Supplied data:
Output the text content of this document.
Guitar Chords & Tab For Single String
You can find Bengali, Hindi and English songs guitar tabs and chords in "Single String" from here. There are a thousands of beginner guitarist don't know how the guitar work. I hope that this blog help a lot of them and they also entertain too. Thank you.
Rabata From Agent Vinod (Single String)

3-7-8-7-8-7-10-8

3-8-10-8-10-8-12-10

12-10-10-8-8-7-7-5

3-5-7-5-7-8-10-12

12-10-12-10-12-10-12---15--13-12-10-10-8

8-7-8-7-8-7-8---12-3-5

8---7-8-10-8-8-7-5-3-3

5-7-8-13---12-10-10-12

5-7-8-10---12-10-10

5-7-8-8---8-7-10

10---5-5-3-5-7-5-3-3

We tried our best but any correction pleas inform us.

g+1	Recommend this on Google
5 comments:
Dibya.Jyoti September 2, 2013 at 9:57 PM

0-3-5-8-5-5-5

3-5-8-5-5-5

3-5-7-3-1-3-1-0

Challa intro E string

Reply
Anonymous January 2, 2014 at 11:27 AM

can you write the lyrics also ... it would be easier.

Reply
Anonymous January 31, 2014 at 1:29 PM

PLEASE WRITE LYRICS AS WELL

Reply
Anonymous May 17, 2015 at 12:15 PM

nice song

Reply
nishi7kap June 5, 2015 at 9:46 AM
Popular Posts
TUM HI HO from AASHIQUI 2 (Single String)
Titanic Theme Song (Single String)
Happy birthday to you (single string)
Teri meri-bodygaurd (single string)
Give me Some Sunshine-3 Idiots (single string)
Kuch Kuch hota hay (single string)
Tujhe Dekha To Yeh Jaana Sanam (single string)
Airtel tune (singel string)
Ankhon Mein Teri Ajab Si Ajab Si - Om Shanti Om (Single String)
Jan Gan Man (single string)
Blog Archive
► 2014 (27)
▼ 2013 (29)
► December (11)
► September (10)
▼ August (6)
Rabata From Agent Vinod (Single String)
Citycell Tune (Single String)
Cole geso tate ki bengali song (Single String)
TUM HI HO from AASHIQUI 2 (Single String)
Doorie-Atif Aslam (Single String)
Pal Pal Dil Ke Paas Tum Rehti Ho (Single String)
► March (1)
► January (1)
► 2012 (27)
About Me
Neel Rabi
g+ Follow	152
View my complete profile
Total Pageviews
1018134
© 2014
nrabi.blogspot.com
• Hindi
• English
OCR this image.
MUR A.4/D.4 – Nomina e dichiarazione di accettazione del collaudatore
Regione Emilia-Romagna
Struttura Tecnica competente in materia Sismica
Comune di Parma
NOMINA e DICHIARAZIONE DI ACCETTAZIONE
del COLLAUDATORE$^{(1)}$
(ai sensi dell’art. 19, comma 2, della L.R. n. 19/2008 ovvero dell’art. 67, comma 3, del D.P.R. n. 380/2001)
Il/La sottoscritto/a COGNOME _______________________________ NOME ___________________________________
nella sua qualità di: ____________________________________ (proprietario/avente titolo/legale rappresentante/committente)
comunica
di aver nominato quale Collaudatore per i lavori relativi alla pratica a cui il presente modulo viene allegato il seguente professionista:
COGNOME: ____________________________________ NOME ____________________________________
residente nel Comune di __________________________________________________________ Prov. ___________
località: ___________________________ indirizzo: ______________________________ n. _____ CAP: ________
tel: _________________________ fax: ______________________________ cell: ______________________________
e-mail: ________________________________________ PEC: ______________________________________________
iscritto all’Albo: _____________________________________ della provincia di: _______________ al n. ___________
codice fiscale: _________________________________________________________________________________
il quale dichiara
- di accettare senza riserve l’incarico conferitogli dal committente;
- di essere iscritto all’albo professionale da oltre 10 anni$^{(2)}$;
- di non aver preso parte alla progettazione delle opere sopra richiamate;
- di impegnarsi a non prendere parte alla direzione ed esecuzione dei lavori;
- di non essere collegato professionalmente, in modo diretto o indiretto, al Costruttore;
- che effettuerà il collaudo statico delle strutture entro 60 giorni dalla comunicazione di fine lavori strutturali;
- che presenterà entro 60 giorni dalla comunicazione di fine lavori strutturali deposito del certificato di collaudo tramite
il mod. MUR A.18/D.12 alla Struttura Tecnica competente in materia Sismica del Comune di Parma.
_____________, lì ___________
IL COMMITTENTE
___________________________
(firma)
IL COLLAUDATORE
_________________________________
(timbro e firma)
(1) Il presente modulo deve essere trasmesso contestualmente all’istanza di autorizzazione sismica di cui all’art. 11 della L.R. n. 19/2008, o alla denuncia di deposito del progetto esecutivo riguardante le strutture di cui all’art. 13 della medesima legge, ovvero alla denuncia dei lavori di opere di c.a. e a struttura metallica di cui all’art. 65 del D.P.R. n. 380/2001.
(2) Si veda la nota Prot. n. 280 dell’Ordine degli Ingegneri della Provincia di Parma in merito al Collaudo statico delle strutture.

Work required: Return from the data every line that holds "also".

Answer to this task:
You can find Bengali, Hindi and English songs guitar tabs and chords in "Single String" from here. There are a thousands of beginner guitarist don't know how the guitar work. I hope that this blog help a lot of them and they also entertain too. Thank you.
can you write the lyrics also ... it would be easier.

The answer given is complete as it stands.